↓↓↓

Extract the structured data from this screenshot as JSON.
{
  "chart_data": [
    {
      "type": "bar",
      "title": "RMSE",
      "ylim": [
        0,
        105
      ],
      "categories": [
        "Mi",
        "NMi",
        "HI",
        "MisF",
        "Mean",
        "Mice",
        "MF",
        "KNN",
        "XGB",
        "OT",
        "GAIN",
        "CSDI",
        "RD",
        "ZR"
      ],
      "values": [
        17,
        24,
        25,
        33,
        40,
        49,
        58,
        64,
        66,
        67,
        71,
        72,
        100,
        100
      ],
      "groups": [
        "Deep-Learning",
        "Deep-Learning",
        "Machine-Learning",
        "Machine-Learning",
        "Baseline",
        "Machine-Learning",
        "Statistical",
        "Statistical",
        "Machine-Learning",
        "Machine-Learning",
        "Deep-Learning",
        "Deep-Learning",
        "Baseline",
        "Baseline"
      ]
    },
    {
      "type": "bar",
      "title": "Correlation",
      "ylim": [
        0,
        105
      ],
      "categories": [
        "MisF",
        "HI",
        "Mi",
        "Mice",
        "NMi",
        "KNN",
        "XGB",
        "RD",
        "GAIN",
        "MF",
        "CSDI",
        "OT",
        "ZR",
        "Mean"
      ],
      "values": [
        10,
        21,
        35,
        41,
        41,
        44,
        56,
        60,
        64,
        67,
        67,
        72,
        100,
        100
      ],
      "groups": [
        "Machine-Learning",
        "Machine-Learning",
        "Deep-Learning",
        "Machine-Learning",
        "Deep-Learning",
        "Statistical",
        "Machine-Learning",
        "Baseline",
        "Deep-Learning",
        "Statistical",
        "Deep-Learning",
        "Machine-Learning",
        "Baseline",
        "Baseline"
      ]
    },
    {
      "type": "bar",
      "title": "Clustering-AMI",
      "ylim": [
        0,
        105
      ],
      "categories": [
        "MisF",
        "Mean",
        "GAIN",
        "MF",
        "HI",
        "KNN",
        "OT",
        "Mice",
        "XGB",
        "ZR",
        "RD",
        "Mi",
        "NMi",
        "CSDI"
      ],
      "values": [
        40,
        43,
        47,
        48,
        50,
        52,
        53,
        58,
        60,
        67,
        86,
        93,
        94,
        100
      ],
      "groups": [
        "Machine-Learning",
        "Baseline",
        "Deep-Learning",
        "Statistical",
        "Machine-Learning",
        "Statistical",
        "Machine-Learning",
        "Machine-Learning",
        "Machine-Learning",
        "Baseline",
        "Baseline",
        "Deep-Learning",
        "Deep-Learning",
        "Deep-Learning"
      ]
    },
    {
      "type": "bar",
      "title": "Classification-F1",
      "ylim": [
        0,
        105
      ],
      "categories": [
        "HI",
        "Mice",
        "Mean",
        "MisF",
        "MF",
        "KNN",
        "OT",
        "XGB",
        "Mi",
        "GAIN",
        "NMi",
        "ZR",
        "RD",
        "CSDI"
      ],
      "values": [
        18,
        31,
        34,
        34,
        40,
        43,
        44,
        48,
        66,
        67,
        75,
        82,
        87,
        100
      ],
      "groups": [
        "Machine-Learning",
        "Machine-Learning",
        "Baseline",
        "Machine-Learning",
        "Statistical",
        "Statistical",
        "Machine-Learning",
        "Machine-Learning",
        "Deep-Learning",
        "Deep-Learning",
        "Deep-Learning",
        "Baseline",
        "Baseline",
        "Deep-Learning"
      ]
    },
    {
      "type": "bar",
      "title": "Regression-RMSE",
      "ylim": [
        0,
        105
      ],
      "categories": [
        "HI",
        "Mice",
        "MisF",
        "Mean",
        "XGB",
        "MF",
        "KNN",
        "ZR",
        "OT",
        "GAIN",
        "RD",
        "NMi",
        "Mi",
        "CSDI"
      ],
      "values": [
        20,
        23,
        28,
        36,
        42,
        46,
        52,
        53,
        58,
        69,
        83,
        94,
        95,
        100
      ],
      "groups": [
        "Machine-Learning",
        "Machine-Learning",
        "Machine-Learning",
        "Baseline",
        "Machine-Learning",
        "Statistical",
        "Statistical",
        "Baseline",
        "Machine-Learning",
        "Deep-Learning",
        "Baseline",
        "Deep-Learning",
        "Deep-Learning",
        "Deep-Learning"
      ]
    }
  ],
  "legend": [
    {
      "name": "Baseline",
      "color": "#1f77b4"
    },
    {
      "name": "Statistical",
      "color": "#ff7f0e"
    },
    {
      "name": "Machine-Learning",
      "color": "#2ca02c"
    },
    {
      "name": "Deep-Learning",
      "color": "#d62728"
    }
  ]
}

↑↑↑

**Aim**
Restate the records, all of them, precisely as written.

**The solution**
Extract the structured data from this screenshot as JSON.
{
  "chart_data": [
    {
      "type": "bar",
      "title": "RMSE",
      "ylim": [
        0,
        105
      ],
      "categories": [
        "Mi",
        "NMi",
        "HI",
        "MisF",
        "Mean",
        "Mice",
        "MF",
        "KNN",
        "XGB",
        "OT",
        "GAIN",
        "CSDI",
        "RD",
        "ZR"
      ],
      "values": [
        17,
        24,
        25,
        33,
        40,
        49,
        58,
        64,
        66,
        67,
        71,
        72,
        100,
        100
      ],
      "groups": [
        "Deep-Learning",
        "Deep-Learning",
        "Machine-Learning",
        "Machine-Learning",
        "Baseline",
        "Machine-Learning",
        "Statistical",
        "Statistical",
        "Machine-Learning",
        "Machine-Learning",
        "Deep-Learning",
        "Deep-Learning",
        "Baseline",
        "Baseline"
      ]
    },
    {
      "type": "bar",
      "title": "Correlation",
      "ylim": [
        0,
        105
      ],
      "categories": [
        "MisF",
        "HI",
        "Mi",
        "Mice",
        "NMi",
        "KNN",
        "XGB",
        "RD",
        "GAIN",
        "MF",
        "CSDI",
        "OT",
        "ZR",
        "Mean"
      ],
      "values": [
        10,
        21,
        35,
        41,
        41,
        44,
        56,
        60,
        64,
        67,
        67,
        72,
        100,
        100
      ],
      "groups": [
        "Machine-Learning",
        "Machine-Learning",
        "Deep-Learning",
        "Machine-Learning",
        "Deep-Learning",
        "Statistical",
        "Machine-Learning",
        "Baseline",
        "Deep-Learning",
        "Statistical",
        "Deep-Learning",
        "Machine-Learning",
        "Baseline",
        "Baseline"
      ]
    },
    {
      "type": "bar",
      "title": "Clustering-AMI",
      "ylim": [
        0,
        105
      ],
      "categories": [
        "MisF",
        "Mean",
        "GAIN",
        "MF",
        "HI",
        "KNN",
        "OT",
        "Mice",
        "XGB",
        "ZR",
        "RD",
        "Mi",
        "NMi",
        "CSDI"
      ],
      "values": [
        40,
        43,
        47,
        48,
        50,
        52,
        53,
        58,
        60,
        67,
        86,
        93,
        94,
        100
      ],
      "groups": [
        "Machine-Learning",
        "Baseline",
        "Deep-Learning",
        "Statistical",
        "Machine-Learning",
        "Statistical",
        "Machine-Learning",
        "Machine-Learning",
        "Machine-Learning",
        "Baseline",
        "Baseline",
        "Deep-Learning",
        "Deep-Learning",
        "Deep-Learning"
      ]
    },
    {
      "type": "bar",
      "title": "Classification-F1",
      "ylim": [
        0,
        105
      ],
      "categories": [
        "HI",
        "Mice",
        "Mean",
        "MisF",
        "MF",
        "KNN",
        "OT",
        "XGB",
        "Mi",
        "GAIN",
        "NMi",
        "ZR",
        "RD",
        "CSDI"
      ],
      "values": [
        18,
        31,
        34,
        34,
        40,
        43,
        44,
        48,
        66,
        67,
        75,
        82,
        87,
        100
      ],
      "groups": [
        "Machine-Learning",
        "Machine-Learning",
        "Baseline",
        "Machine-Learning",
        "Statistical",
        "Statistical",
        "Machine-Learning",
        "Machine-Learning",
        "Deep-Learning",
        "Deep-Learning",
        "Deep-Learning",
        "Baseline",
        "Baseline",
        "Deep-Learning"
      ]
    },
    {
      "type": "bar",
      "title": "Regression-RMSE",
      "ylim": [
        0,
        105
      ],
      "categories": [
        "HI",
        "Mice",
        "MisF",
        "Mean",
        "XGB",
        "MF",
        "KNN",
        "ZR",
        "OT",
        "GAIN",
        "RD",
        "NMi",
        "Mi",
        "CSDI"
      ],
      "values": [
        20,
        23,
        28,
        36,
        42,
        46,
        52,
        53,
        58,
        69,
        83,
        94,
        95,
        100
      ],
      "groups": [
        "Machine-Learning",
        "Machine-Learning",
        "Machine-Learning",
        "Baseline",
        "Machine-Learning",
        "Statistical",
        "Statistical",
        "Baseline",
        "Machine-Learning",
        "Deep-Learning",
        "Baseline",
        "Deep-Learning",
        "Deep-Learning",
        "Deep-Learning"
      ]
    }
  ],
  "legend": [
    {
      "name": "Baseline",
      "color": "#1f77b4"
    },
    {
      "name": "Statistical",
      "color": "#ff7f0e"
    },
    {
      "name": "Machine-Learning",
      "color": "#2ca02c"
    },
    {
      "name": "Deep-Learning",
      "color": "#d62728"
    }
  ]
}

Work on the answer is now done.